Your task is to print the material below exactly as presented.

Dataset items:
• • •

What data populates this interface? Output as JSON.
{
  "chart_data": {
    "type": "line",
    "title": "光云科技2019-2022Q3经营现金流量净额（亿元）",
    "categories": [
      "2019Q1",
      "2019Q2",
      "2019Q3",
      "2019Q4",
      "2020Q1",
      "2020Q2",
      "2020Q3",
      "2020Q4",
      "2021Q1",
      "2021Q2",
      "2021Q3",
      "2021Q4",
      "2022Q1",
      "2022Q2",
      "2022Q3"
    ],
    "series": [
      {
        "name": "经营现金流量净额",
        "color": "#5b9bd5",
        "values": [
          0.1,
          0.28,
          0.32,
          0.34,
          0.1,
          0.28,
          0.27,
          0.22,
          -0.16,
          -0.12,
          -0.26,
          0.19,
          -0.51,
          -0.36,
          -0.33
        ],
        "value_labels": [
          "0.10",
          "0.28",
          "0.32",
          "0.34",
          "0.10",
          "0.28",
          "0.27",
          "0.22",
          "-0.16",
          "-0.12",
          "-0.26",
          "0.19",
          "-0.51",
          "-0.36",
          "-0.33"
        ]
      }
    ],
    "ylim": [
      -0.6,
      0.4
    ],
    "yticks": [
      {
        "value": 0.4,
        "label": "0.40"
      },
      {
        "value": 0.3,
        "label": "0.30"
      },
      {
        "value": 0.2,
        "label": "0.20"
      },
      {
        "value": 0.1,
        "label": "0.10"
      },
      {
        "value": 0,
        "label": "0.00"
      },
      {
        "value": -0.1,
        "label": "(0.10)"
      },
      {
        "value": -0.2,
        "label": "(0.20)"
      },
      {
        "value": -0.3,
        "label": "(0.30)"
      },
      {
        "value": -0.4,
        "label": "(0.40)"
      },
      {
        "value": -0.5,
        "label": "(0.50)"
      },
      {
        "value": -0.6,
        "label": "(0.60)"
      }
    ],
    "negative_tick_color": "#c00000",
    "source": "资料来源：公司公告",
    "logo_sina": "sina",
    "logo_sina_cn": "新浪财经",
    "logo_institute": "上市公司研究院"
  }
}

• • •

## THE RESPONSE
What data populates this interface? Output as JSON.
{
  "chart_data": {
    "type": "line",
    "title": "光云科技2019-2022Q3经营现金流量净额（亿元）",
    "categories": [
      "2019Q1",
      "2019Q2",
      "2019Q3",
      "2019Q4",
      "2020Q1",
      "2020Q2",
      "2020Q3",
      "2020Q4",
      "2021Q1",
      "2021Q2",
      "2021Q3",
      "2021Q4",
      "2022Q1",
      "2022Q2",
      "2022Q3"
    ],
    "series": [
      {
        "name": "经营现金流量净额",
        "color": "#5b9bd5",
        "values": [
          0.1,
          0.28,
          0.32,
          0.34,
          0.1,
          0.28,
          0.27,
          0.22,
          -0.16,
          -0.12,
          -0.26,
          0.19,
          -0.51,
          -0.36,
          -0.33
        ],
        "value_labels": [
          "0.10",
          "0.28",
          "0.32",
          "0.34",
          "0.10",
          "0.28",
          "0.27",
          "0.22",
          "-0.16",
          "-0.12",
          "-0.26",
          "0.19",
          "-0.51",
          "-0.36",
          "-0.33"
        ]
      }
    ],
    "ylim": [
      -0.6,
      0.4
    ],
    "yticks": [
      {
        "value": 0.4,
        "label": "0.40"
      },
      {
        "value": 0.3,
        "label": "0.30"
      },
      {
        "value": 0.2,
        "label": "0.20"
      },
      {
        "value": 0.1,
        "label": "0.10"
      },
      {
        "value": 0,
        "label": "0.00"
      },
      {
        "value": -0.1,
        "label": "(0.10)"
      },
      {
        "value": -0.2,
        "label": "(0.20)"
      },
      {
        "value": -0.3,
        "label": "(0.30)"
      },
      {
        "value": -0.4,
        "label": "(0.40)"
      },
      {
        "value": -0.5,
        "label": "(0.50)"
      },
      {
        "value": -0.6,
        "label": "(0.60)"
      }
    ],
    "negative_tick_color": "#c00000",
    "source": "资料来源：公司公告",
    "logo_sina": "sina",
    "logo_sina_cn": "新浪财经",
    "logo_institute": "上市公司研究院"
  }
}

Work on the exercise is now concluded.